Task details:
Print all the entries verbatim.
# Given data start
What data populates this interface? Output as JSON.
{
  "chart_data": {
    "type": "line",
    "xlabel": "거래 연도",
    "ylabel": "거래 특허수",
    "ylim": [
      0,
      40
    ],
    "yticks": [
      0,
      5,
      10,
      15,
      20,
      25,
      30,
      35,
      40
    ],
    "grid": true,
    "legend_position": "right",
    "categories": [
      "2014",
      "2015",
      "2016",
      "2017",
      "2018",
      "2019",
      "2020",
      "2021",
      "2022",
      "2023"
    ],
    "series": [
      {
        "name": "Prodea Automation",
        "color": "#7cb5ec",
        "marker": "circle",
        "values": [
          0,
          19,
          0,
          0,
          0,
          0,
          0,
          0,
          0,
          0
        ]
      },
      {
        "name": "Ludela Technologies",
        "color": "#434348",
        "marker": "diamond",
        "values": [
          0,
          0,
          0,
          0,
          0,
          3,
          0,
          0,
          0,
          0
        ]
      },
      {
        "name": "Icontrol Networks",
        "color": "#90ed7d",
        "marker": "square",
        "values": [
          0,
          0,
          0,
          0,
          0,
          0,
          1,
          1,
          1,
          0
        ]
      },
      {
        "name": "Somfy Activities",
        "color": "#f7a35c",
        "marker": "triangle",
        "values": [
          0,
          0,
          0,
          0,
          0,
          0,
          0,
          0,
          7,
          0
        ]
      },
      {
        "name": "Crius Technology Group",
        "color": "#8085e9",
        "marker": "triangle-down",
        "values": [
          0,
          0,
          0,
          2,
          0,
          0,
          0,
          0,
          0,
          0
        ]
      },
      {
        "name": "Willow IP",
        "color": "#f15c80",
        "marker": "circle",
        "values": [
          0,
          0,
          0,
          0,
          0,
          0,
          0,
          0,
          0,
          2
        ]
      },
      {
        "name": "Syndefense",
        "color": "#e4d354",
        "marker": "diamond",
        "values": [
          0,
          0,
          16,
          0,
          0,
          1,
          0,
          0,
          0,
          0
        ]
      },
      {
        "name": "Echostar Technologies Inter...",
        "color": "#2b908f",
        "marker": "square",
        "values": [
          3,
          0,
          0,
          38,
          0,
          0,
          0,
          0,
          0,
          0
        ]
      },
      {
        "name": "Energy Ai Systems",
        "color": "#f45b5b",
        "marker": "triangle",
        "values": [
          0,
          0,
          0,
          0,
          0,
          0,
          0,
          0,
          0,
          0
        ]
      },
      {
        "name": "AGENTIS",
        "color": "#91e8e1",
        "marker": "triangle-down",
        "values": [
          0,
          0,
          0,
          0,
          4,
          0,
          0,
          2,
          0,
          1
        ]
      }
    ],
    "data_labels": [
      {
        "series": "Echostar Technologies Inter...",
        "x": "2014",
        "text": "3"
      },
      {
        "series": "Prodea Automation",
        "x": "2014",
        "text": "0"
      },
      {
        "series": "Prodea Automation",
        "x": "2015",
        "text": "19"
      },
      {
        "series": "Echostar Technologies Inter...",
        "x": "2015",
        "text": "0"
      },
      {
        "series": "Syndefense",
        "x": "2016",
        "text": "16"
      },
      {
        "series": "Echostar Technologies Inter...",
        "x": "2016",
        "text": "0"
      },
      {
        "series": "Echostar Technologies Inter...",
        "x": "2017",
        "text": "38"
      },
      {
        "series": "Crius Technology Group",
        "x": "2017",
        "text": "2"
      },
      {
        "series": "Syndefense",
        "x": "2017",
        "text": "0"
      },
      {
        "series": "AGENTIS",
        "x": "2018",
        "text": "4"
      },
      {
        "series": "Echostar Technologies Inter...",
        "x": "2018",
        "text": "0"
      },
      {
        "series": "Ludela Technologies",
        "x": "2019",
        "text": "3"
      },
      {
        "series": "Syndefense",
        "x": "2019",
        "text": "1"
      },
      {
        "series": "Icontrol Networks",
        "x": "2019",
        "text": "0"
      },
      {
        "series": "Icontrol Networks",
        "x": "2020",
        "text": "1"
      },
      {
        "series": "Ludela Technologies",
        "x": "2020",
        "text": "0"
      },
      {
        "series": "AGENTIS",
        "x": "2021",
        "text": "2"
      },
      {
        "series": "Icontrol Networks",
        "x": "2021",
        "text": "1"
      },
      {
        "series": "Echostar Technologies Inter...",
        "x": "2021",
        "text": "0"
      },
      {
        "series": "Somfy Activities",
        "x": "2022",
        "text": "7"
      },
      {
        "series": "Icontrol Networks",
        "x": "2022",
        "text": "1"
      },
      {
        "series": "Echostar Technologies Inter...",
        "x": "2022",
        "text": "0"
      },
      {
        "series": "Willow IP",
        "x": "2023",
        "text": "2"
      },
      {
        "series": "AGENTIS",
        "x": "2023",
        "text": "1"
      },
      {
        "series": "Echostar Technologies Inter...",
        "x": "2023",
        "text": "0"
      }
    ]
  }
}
# Given data end
Exercise output:
What data populates this interface? Output as JSON.
{
  "chart_data": {
    "type": "line",
    "xlabel": "거래 연도",
    "ylabel": "거래 특허수",
    "ylim": [
      0,
      40
    ],
    "yticks": [
      0,
      5,
      10,
      15,
      20,
      25,
      30,
      35,
      40
    ],
    "grid": true,
    "legend_position": "right",
    "categories": [
      "2014",
      "2015",
      "2016",
      "2017",
      "2018",
      "2019",
      "2020",
      "2021",
      "2022",
      "2023"
    ],
    "series": [
      {
        "name": "Prodea Automation",
        "color": "#7cb5ec",
        "marker": "circle",
        "values": [
          0,
          19,
          0,
          0,
          0,
          0,
          0,
          0,
          0,
          0
        ]
      },
      {
        "name": "Ludela Technologies",
        "color": "#434348",
        "marker": "diamond",
        "values": [
          0,
          0,
          0,
          0,
          0,
          3,
          0,
          0,
          0,
          0
        ]
      },
      {
        "name": "Icontrol Networks",
        "color": "#90ed7d",
        "marker": "square",
        "values": [
          0,
          0,
          0,
          0,
          0,
          0,
          1,
          1,
          1,
          0
        ]
      },
      {
        "name": "Somfy Activities",
        "color": "#f7a35c",
        "marker": "triangle",
        "values": [
          0,
          0,
          0,
          0,
          0,
          0,
          0,
          0,
          7,
          0
        ]
      },
      {
        "name": "Crius Technology Group",
        "color": "#8085e9",
        "marker": "triangle-down",
        "values": [
          0,
          0,
          0,
          2,
          0,
          0,
          0,
          0,
          0,
          0
        ]
      },
      {
        "name": "Willow IP",
        "color": "#f15c80",
        "marker": "circle",
        "values": [
          0,
          0,
          0,
          0,
          0,
          0,
          0,
          0,
          0,
          2
        ]
      },
      {
        "name": "Syndefense",
        "color": "#e4d354",
        "marker": "diamond",
        "values": [
          0,
          0,
          16,
          0,
          0,
          1,
          0,
          0,
          0,
          0
        ]
      },
      {
        "name": "Echostar Technologies Inter...",
        "color": "#2b908f",
        "marker": "square",
        "values": [
          3,
          0,
          0,
          38,
          0,
          0,
          0,
          0,
          0,
          0
        ]
      },
      {
        "name": "Energy Ai Systems",
        "color": "#f45b5b",
        "marker": "triangle",
        "values": [
          0,
          0,
          0,
          0,
          0,
          0,
          0,
          0,
          0,
          0
        ]
      },
      {
        "name": "AGENTIS",
        "color": "#91e8e1",
        "marker": "triangle-down",
        "values": [
          0,
          0,
          0,
          0,
          4,
          0,
          0,
          2,
          0,
          1
        ]
      }
    ],
    "data_labels": [
      {
        "series": "Echostar Technologies Inter...",
        "x": "2014",
        "text": "3"
      },
      {
        "series": "Prodea Automation",
        "x": "2014",
        "text": "0"
      },
      {
        "series": "Prodea Automation",
        "x": "2015",
        "text": "19"
      },
      {
        "series": "Echostar Technologies Inter...",
        "x": "2015",
        "text": "0"
      },
      {
        "series": "Syndefense",
        "x": "2016",
        "text": "16"
      },
      {
        "series": "Echostar Technologies Inter...",
        "x": "2016",
        "text": "0"
      },
      {
        "series": "Echostar Technologies Inter...",
        "x": "2017",
        "text": "38"
      },
      {
        "series": "Crius Technology Group",
        "x": "2017",
        "text": "2"
      },
      {
        "series": "Syndefense",
        "x": "2017",
        "text": "0"
      },
      {
        "series": "AGENTIS",
        "x": "2018",
        "text": "4"
      },
      {
        "series": "Echostar Technologies Inter...",
        "x": "2018",
        "text": "0"
      },
      {
        "series": "Ludela Technologies",
        "x": "2019",
        "text": "3"
      },
      {
        "series": "Syndefense",
        "x": "2019",
        "text": "1"
      },
      {
        "series": "Icontrol Networks",
        "x": "2019",
        "text": "0"
      },
      {
        "series": "Icontrol Networks",
        "x": "2020",
        "text": "1"
      },
      {
        "series": "Ludela Technologies",
        "x": "2020",
        "text": "0"
      },
      {
        "series": "AGENTIS",
        "x": "2021",
        "text": "2"
      },
      {
        "series": "Icontrol Networks",
        "x": "2021",
        "text": "1"
      },
      {
        "series": "Echostar Technologies Inter...",
        "x": "2021",
        "text": "0"
      },
      {
        "series": "Somfy Activities",
        "x": "2022",
        "text": "7"
      },
      {
        "series": "Icontrol Networks",
        "x": "2022",
        "text": "1"
      },
      {
        "series": "Echostar Technologies Inter...",
        "x": "2022",
        "text": "0"
      },
      {
        "series": "Willow IP",
        "x": "2023",
        "text": "2"
      },
      {
        "series": "AGENTIS",
        "x": "2023",
        "text": "1"
      },
      {
        "series": "Echostar Technologies Inter...",
        "x": "2023",
        "text": "0"
      }
    ]
  }
}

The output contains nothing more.